• [Challenge]:
Copy every line of the entries that includes the word "العقل".

• [Available records]:
__________

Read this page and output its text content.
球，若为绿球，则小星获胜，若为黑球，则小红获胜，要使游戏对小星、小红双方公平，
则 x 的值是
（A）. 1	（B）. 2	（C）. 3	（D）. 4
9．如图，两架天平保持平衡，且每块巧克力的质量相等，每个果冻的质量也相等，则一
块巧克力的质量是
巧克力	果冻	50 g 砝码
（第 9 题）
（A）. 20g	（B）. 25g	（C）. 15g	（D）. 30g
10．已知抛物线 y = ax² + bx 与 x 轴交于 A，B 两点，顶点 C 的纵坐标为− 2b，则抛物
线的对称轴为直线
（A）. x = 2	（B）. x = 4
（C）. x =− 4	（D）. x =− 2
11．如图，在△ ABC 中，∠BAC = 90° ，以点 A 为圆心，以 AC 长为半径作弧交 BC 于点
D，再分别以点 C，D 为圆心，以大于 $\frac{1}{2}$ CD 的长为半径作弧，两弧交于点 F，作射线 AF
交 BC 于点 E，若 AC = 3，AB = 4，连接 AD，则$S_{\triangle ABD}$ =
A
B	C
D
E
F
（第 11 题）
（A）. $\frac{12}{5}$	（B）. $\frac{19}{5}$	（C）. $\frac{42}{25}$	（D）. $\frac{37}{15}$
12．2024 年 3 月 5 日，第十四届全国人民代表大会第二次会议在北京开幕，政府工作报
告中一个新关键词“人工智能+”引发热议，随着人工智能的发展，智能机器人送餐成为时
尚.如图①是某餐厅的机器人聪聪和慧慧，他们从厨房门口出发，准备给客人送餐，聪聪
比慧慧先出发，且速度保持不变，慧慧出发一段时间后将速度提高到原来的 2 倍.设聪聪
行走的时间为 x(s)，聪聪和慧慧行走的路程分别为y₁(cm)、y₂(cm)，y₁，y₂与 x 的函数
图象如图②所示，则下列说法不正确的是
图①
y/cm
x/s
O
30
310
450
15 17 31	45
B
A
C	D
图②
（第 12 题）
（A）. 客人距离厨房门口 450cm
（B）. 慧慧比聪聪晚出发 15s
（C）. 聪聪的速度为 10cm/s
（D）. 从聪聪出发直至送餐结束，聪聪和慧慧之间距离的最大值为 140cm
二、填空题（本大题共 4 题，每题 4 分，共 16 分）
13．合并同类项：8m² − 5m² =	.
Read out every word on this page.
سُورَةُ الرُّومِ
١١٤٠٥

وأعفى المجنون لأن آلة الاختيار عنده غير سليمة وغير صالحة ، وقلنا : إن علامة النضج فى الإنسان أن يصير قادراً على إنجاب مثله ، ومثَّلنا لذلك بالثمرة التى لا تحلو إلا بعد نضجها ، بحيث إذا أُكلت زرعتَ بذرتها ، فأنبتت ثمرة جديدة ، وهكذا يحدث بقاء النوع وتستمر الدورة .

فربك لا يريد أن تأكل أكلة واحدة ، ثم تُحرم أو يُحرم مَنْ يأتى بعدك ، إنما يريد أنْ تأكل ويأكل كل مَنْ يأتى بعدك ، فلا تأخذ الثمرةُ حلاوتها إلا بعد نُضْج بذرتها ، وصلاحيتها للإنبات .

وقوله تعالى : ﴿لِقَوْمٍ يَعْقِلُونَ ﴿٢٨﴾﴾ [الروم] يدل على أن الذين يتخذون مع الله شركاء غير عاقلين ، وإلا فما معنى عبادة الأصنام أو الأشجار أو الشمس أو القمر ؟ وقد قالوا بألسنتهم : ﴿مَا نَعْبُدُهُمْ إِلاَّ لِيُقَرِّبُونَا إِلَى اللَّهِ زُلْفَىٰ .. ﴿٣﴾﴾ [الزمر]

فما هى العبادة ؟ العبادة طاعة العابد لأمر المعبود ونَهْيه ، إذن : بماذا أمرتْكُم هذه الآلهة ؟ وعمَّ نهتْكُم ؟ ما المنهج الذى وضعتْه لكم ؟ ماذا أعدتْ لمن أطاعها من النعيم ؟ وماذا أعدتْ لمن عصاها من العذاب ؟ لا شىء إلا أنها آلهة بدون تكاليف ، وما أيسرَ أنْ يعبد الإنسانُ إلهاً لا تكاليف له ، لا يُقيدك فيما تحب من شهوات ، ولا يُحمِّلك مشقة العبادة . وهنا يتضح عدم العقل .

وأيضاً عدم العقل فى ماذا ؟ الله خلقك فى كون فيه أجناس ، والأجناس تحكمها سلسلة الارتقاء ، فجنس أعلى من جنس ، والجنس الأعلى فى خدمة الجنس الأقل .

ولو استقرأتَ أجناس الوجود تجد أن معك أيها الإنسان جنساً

__________

• [Answer to the exercise]:
فما هى العبادة ؟ العبادة طاعة العابد لأمر المعبود ونَهْيه ، إذن : بماذا أمرتْكُم هذه الآلهة ؟ وعمَّ نهتْكُم ؟ ما المنهج الذى وضعتْه لكم ؟ ماذا أعدتْ لمن أطاعها من النعيم ؟ وماذا أعدتْ لمن عصاها من العذاب ؟ لا شىء إلا أنها آلهة بدون تكاليف ، وما أيسرَ أنْ يعبد الإنسانُ إلهاً لا تكاليف له ، لا يُقيدك فيما تحب من شهوات ، ولا يُحمِّلك مشقة العبادة . وهنا يتضح عدم العقل .
وأيضاً عدم العقل فى ماذا ؟ الله خلقك فى كون فيه أجناس ، والأجناس تحكمها سلسلة الارتقاء ، فجنس أعلى من جنس ، والجنس الأعلى فى خدمة الجنس الأقل .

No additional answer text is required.